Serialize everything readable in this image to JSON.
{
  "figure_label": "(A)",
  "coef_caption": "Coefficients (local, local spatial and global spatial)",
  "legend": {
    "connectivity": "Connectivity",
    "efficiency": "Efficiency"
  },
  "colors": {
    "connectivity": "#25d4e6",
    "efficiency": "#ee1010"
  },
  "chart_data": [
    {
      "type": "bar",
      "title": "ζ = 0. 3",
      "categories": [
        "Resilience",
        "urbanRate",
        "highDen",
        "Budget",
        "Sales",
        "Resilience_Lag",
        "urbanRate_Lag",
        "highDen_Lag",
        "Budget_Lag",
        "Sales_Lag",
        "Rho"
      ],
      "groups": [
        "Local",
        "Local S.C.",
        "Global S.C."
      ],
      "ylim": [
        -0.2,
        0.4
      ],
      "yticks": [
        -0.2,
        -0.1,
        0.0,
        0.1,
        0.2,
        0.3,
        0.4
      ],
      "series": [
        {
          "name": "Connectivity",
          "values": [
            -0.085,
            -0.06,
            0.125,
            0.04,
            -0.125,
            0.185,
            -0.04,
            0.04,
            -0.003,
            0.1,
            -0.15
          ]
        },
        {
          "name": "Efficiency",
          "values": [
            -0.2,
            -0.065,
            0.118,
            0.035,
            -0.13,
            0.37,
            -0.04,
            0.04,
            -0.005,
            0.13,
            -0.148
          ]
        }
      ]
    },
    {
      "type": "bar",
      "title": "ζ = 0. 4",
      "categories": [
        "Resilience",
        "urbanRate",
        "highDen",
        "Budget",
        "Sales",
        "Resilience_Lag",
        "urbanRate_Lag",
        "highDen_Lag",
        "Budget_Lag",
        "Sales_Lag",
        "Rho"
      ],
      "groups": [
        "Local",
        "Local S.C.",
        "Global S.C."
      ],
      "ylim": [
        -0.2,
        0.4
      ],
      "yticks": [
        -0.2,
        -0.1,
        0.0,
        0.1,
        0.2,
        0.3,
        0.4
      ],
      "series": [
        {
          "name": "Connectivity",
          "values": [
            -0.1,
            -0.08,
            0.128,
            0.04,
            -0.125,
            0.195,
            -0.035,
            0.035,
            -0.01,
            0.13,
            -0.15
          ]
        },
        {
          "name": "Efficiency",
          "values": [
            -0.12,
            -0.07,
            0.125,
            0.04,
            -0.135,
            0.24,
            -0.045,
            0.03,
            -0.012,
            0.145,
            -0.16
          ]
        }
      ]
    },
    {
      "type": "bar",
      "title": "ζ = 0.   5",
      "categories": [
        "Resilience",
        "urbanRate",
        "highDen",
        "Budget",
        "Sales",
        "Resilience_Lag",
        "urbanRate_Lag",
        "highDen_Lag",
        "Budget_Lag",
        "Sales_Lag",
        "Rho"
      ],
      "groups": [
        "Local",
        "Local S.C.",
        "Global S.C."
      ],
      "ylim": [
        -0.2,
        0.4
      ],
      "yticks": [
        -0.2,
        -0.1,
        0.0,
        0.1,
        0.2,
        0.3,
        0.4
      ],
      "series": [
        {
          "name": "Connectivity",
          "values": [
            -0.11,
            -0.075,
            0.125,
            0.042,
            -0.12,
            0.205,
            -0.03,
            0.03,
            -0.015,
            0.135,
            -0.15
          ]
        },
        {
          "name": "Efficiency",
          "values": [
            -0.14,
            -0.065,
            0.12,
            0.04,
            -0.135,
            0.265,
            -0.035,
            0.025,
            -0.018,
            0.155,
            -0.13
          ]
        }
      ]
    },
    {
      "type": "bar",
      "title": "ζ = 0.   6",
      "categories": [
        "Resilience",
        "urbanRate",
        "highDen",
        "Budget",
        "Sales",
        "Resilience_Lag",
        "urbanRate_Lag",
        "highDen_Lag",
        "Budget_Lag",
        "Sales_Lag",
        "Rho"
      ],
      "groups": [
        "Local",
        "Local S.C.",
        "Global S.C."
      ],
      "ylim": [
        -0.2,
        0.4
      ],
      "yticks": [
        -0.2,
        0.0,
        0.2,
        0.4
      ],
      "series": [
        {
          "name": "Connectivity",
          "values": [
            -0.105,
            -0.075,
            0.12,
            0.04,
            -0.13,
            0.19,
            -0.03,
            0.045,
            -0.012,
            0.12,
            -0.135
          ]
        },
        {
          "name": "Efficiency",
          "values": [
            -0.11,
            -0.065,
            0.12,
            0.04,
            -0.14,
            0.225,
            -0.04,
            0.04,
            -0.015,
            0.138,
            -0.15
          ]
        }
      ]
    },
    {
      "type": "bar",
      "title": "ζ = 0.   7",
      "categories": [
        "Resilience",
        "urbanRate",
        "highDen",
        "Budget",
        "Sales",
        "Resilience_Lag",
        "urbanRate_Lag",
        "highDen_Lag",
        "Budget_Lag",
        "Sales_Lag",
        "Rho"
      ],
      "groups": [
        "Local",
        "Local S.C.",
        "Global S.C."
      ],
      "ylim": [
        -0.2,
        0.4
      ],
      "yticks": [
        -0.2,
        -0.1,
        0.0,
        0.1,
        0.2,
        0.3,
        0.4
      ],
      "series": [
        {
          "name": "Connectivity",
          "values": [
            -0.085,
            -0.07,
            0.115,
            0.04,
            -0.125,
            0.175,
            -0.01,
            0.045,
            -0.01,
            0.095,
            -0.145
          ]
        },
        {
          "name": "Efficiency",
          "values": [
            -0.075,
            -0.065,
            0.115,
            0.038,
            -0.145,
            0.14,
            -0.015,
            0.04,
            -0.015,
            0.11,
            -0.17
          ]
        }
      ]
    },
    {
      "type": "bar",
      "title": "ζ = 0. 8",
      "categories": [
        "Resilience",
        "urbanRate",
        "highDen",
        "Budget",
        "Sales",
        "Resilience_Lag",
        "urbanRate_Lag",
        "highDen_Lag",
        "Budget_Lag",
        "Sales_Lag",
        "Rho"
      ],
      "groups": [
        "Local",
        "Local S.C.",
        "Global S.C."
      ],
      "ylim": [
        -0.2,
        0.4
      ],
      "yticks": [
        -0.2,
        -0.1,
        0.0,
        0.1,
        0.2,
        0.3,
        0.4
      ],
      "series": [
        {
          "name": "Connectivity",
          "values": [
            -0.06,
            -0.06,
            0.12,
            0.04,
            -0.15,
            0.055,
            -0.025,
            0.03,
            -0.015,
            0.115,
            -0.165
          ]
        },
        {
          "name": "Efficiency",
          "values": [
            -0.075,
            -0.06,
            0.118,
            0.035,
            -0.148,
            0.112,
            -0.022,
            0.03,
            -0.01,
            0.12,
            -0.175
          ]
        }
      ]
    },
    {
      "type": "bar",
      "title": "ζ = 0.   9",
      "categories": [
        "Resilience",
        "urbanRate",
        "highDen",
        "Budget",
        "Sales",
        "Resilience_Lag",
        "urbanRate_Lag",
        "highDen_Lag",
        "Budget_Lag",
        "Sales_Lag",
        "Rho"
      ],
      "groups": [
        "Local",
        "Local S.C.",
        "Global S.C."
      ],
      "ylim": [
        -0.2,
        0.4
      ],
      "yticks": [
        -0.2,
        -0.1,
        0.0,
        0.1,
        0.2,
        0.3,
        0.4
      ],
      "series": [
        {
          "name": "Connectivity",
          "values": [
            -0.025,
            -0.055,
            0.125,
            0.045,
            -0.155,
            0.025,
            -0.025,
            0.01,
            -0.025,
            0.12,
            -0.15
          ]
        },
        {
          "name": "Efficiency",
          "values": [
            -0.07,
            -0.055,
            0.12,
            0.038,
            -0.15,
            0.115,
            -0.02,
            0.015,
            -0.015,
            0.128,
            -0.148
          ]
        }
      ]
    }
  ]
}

## [Exercise]
Isolate the lines that hold the word "title" and copy all of them.

## [The reply]
      "title": "ζ = 0. 3",
      "title": "ζ = 0. 4",
      "title": "ζ = 0.   5",
      "title": "ζ = 0.   6",
      "title": "ζ = 0.   7",
      "title": "ζ = 0. 8",
      "title": "ζ = 0.   9",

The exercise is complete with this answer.